### PROBLEM DESCRIPTION
Pick out each line containing the string "fill" and copy it.

### DATA SHOWN
--- BEGIN ---
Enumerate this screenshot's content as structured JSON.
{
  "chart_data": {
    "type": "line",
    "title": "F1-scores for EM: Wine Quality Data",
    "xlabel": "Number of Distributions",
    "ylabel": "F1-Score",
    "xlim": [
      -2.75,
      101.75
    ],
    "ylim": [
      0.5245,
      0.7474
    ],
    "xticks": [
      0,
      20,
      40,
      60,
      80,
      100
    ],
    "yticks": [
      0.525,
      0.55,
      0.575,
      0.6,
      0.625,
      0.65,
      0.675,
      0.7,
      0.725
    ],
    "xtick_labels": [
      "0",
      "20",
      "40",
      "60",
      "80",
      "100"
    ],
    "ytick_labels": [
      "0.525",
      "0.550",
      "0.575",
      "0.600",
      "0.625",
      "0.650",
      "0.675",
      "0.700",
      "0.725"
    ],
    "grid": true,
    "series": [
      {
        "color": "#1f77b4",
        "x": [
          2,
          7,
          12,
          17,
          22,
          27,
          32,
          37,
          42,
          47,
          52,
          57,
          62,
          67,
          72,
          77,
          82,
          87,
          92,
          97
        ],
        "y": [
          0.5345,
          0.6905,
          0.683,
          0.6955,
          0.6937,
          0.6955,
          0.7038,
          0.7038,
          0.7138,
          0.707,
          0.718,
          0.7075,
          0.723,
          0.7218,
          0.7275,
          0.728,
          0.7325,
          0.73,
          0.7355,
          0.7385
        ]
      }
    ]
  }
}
--- END ---
--- BEGIN ---
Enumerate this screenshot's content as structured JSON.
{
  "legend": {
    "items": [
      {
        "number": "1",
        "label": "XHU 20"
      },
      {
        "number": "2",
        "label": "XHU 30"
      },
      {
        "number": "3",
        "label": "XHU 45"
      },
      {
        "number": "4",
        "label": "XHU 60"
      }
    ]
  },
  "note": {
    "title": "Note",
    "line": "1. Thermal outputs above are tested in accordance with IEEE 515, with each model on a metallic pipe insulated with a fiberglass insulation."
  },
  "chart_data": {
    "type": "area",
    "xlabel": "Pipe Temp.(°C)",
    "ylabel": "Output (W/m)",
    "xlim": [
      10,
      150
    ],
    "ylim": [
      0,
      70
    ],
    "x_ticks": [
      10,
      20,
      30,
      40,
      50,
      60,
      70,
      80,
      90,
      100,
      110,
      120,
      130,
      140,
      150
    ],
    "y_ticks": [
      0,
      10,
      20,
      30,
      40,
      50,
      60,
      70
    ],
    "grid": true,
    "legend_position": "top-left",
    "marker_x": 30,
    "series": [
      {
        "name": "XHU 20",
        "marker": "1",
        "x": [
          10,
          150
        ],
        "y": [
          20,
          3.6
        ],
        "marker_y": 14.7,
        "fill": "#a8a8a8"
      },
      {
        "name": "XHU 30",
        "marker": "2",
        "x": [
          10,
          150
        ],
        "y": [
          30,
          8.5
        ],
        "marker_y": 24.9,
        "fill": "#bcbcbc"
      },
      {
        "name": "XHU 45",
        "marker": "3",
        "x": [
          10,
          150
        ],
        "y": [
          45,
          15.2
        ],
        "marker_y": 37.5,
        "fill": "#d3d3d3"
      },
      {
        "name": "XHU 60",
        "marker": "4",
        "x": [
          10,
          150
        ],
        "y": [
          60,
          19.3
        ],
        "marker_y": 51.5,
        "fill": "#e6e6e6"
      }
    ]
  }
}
--- END ---
### FINISHED EXERCISE
        "fill": "#a8a8a8"
        "fill": "#bcbcbc"
        "fill": "#d3d3d3"
        "fill": "#e6e6e6"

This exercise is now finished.